(The exercise): Print the listing as it stands, omitting all images.

(Entries shown):
==*==
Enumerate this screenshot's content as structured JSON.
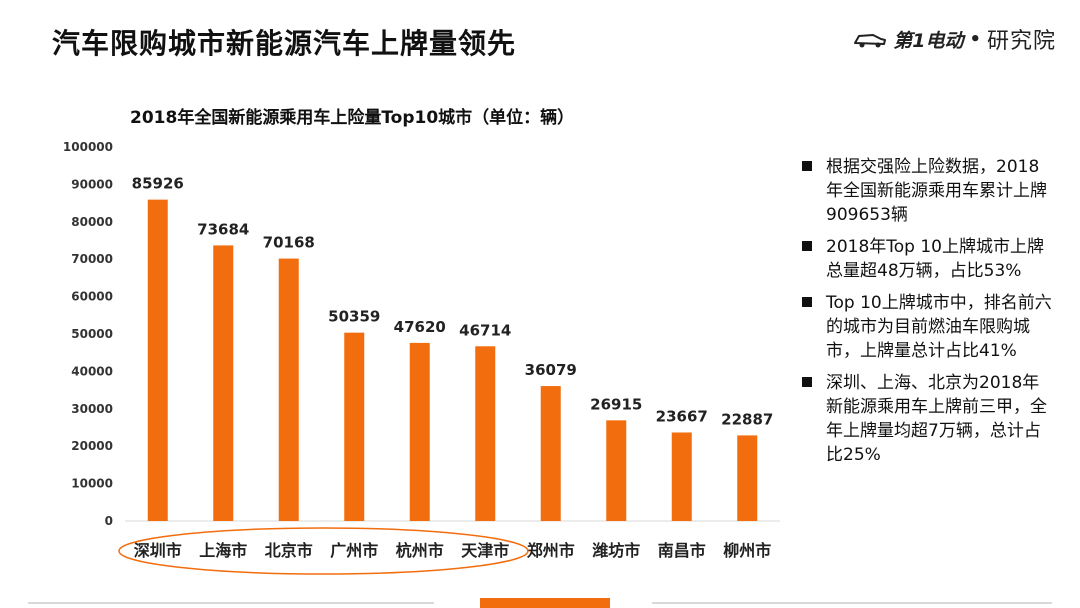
{
  "page": {
    "title": "汽车限购城市新能源汽车上牌量领先",
    "brand": {
      "logo_text": "第1电动",
      "separator": "•",
      "name": "研究院"
    },
    "notes": [
      "根据交强险上险数据，2018年全国新能源乘用车累计上牌909653辆",
      "2018年Top 10上牌城市上牌总量超48万辆，占比53%",
      "Top 10上牌城市中，排名前六的城市为目前燃油车限购城市，上牌量总计占比41%",
      "深圳、上海、北京为2018年新能源乘用车上牌前三甲，全年上牌量均超7万辆，总计占比25%"
    ]
  },
  "chart_data": {
    "type": "bar",
    "title": "2018年全国新能源乘用车上险量Top10城市（单位：辆）",
    "categories": [
      "深圳市",
      "上海市",
      "北京市",
      "广州市",
      "杭州市",
      "天津市",
      "郑州市",
      "潍坊市",
      "南昌市",
      "柳州市"
    ],
    "values": [
      85926,
      73684,
      70168,
      50359,
      47620,
      46714,
      36079,
      26915,
      23667,
      22887
    ],
    "ylim": [
      0,
      100000
    ],
    "yticks": [
      0,
      10000,
      20000,
      30000,
      40000,
      50000,
      60000,
      70000,
      80000,
      90000,
      100000
    ],
    "grid": false,
    "bar_color": "#f26d0e",
    "highlight_color": "#f26d0e",
    "highlighted_categories": [
      "深圳市",
      "上海市",
      "北京市",
      "广州市",
      "杭州市",
      "天津市"
    ]
  }
}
==*==
(Correct response):
Enumerate this screenshot's content as structured JSON.
{
  "page": {
    "title": "汽车限购城市新能源汽车上牌量领先",
    "brand": {
      "logo_text": "第1电动",
      "separator": "•",
      "name": "研究院"
    },
    "notes": [
      "根据交强险上险数据，2018年全国新能源乘用车累计上牌909653辆",
      "2018年Top 10上牌城市上牌总量超48万辆，占比53%",
      "Top 10上牌城市中，排名前六的城市为目前燃油车限购城市，上牌量总计占比41%",
      "深圳、上海、北京为2018年新能源乘用车上牌前三甲，全年上牌量均超7万辆，总计占比25%"
    ]
  },
  "chart_data": {
    "type": "bar",
    "title": "2018年全国新能源乘用车上险量Top10城市（单位：辆）",
    "categories": [
      "深圳市",
      "上海市",
      "北京市",
      "广州市",
      "杭州市",
      "天津市",
      "郑州市",
      "潍坊市",
      "南昌市",
      "柳州市"
    ],
    "values": [
      85926,
      73684,
      70168,
      50359,
      47620,
      46714,
      36079,
      26915,
      23667,
      22887
    ],
    "ylim": [
      0,
      100000
    ],
    "yticks": [
      0,
      10000,
      20000,
      30000,
      40000,
      50000,
      60000,
      70000,
      80000,
      90000,
      100000
    ],
    "grid": false,
    "bar_color": "#f26d0e",
    "highlight_color": "#f26d0e",
    "highlighted_categories": [
      "深圳市",
      "上海市",
      "北京市",
      "广州市",
      "杭州市",
      "天津市"
    ]
  }
}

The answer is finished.